#### EXERCISE AIM:
Report how many lines hold the string "locations". Give the number and nothing else.

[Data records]
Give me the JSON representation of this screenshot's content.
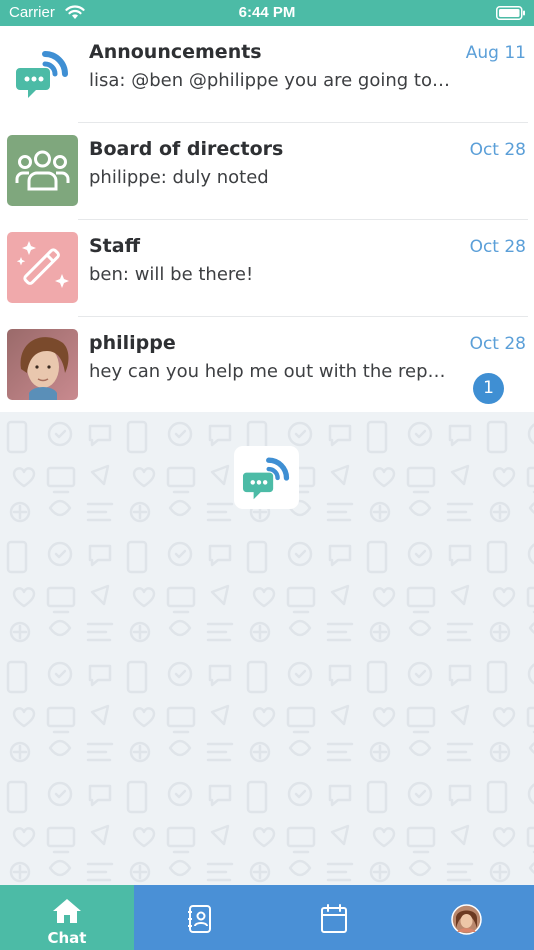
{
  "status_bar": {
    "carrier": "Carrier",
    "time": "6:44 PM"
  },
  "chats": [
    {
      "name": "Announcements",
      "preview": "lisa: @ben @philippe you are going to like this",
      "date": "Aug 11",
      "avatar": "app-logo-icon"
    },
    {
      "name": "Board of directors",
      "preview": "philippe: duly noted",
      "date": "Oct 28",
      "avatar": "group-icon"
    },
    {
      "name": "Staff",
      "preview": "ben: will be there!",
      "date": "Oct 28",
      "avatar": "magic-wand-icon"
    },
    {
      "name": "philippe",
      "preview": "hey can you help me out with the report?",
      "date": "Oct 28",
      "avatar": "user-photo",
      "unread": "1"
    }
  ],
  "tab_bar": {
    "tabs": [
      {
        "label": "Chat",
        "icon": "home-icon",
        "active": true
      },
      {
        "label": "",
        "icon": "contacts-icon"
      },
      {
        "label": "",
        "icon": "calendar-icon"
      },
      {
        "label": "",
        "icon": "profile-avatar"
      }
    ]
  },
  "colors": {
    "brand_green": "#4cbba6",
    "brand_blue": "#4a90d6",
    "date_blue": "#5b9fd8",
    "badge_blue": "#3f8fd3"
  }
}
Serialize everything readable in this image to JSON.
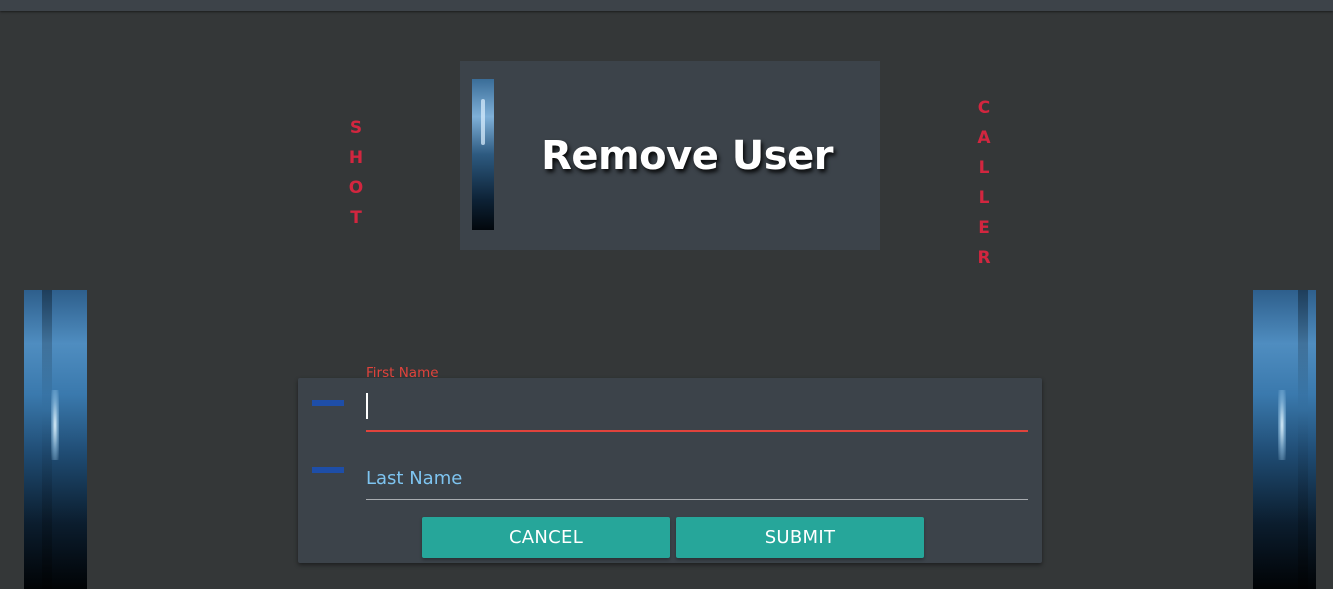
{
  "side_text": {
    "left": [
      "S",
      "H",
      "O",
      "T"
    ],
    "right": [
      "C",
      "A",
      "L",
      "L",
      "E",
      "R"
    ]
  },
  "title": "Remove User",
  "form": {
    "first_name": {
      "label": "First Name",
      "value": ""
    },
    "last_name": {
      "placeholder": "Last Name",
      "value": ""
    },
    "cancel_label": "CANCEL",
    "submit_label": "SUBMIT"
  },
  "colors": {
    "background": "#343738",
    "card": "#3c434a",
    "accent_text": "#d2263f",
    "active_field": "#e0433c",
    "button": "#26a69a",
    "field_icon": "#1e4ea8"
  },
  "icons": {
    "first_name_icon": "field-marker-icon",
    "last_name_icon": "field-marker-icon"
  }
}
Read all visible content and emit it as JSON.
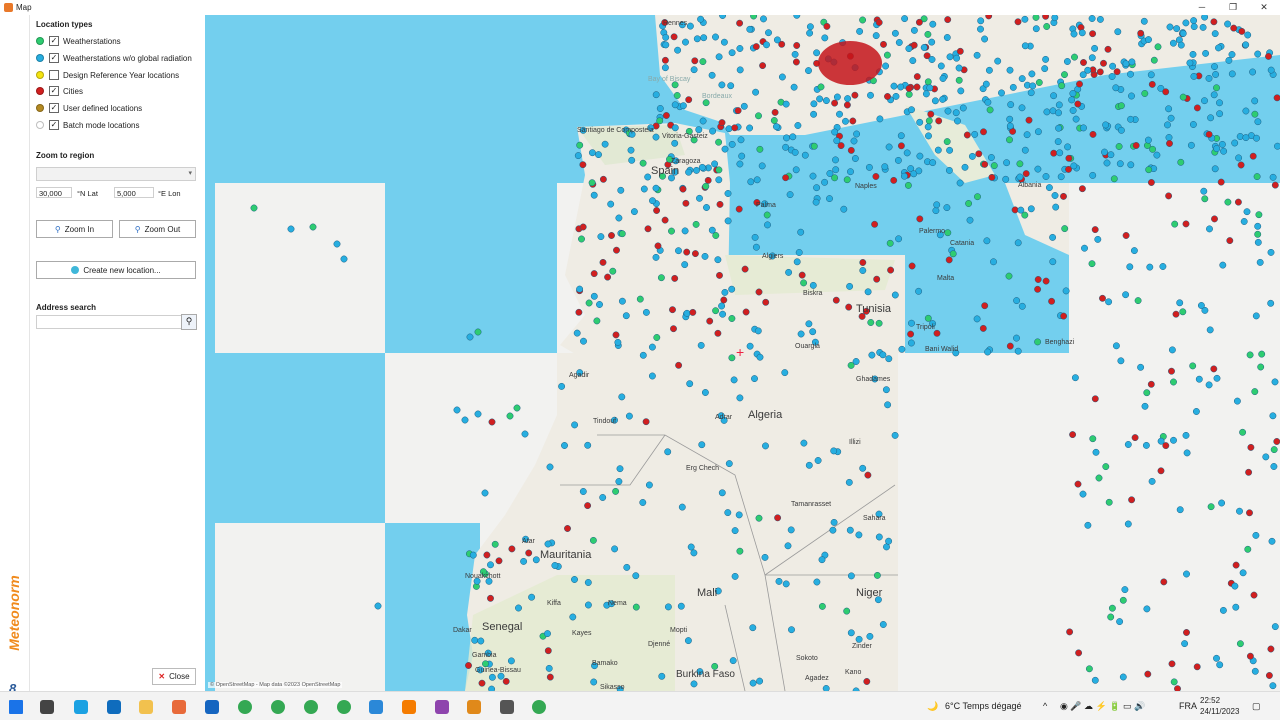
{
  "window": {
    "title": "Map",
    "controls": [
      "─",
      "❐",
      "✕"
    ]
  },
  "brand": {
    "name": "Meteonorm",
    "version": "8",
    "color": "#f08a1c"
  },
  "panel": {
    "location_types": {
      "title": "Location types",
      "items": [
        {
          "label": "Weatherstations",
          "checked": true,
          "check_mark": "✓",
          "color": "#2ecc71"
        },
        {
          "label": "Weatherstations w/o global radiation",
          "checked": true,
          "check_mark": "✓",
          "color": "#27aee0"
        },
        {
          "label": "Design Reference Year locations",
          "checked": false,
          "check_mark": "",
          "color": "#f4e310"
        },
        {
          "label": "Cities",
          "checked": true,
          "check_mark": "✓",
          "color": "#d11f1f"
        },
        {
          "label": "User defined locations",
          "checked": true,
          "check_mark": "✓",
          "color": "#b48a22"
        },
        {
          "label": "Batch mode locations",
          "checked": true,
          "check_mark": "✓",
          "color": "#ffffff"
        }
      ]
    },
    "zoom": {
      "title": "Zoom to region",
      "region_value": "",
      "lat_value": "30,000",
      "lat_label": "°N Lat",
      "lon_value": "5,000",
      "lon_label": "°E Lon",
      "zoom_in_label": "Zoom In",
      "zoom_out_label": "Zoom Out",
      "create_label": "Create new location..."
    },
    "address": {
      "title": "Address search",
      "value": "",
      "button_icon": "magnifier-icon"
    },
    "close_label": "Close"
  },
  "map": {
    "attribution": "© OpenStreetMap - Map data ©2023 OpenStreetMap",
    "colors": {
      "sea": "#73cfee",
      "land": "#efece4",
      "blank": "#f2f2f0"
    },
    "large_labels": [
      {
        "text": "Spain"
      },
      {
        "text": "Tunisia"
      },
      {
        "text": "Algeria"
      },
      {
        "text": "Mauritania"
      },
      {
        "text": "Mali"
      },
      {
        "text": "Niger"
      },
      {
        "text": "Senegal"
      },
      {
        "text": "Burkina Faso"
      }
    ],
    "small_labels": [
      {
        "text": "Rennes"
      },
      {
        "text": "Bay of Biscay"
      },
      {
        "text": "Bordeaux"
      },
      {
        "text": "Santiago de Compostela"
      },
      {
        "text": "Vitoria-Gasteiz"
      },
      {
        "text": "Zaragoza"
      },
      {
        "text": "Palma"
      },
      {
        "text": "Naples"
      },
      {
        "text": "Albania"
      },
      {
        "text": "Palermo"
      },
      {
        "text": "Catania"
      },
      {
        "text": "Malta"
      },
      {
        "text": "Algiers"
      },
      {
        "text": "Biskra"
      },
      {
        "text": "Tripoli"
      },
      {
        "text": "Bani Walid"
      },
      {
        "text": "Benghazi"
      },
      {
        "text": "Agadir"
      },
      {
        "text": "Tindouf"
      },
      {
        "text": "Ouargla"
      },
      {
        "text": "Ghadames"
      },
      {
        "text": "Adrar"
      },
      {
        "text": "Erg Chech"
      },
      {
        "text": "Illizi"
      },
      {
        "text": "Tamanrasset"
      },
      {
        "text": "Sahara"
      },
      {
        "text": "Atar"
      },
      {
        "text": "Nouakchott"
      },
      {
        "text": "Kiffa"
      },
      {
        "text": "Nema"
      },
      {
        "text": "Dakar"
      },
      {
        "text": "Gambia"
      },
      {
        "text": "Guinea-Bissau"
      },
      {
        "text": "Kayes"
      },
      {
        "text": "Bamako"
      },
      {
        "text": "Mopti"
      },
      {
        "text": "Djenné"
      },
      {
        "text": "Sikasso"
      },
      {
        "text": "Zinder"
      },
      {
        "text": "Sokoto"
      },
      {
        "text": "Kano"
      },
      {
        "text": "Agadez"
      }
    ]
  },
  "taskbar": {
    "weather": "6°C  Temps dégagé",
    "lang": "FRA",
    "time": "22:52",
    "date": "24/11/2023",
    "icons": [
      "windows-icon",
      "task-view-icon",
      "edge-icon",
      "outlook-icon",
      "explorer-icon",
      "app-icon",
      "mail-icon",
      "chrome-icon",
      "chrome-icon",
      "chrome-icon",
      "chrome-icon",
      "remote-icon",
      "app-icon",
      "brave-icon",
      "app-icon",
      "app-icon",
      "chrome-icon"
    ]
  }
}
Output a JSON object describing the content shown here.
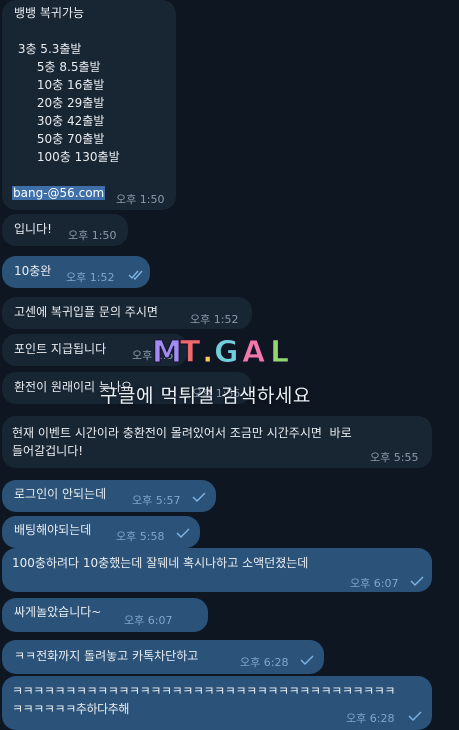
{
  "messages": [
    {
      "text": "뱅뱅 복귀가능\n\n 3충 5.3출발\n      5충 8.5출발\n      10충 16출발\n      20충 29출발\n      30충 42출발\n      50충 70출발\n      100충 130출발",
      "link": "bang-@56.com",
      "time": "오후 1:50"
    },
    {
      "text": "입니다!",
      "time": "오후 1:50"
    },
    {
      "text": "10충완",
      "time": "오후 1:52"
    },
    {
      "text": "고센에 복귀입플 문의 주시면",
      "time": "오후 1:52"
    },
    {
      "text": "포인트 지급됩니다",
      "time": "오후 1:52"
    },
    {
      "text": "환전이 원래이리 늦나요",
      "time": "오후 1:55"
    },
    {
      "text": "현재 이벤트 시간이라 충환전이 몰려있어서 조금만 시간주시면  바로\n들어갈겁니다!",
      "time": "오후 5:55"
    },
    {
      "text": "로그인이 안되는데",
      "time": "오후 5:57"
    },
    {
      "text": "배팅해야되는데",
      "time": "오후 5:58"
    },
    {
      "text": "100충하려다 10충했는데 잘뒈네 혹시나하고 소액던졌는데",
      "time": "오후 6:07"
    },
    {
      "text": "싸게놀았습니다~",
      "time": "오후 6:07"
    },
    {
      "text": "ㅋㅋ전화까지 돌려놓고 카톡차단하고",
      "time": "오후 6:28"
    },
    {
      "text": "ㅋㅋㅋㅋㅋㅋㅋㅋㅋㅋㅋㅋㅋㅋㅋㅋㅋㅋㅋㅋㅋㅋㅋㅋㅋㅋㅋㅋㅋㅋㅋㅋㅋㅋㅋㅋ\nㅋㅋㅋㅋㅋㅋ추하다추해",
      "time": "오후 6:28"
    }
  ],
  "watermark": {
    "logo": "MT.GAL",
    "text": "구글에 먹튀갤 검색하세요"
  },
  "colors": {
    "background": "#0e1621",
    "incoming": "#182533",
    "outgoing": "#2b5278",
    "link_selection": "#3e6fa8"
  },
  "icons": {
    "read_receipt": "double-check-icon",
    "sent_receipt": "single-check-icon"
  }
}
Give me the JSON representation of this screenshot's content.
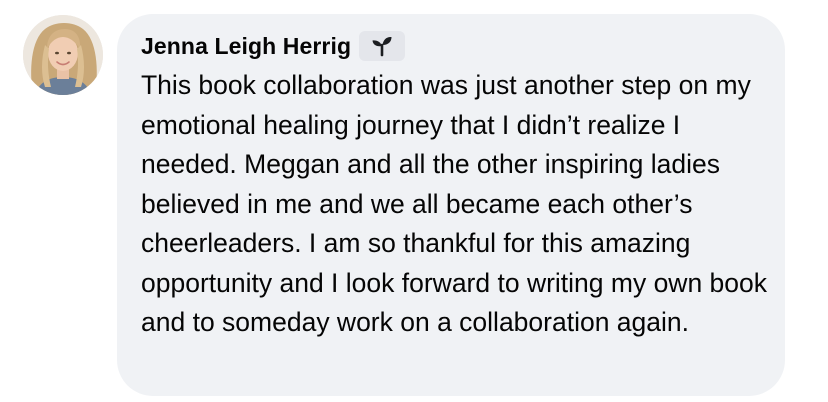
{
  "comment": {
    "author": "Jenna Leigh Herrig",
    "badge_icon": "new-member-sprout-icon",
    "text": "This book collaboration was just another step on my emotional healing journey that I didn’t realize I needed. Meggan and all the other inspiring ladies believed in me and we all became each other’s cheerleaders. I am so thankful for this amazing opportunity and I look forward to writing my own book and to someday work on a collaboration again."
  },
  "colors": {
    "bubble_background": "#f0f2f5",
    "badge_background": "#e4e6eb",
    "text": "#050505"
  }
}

#### THE REPLY:
3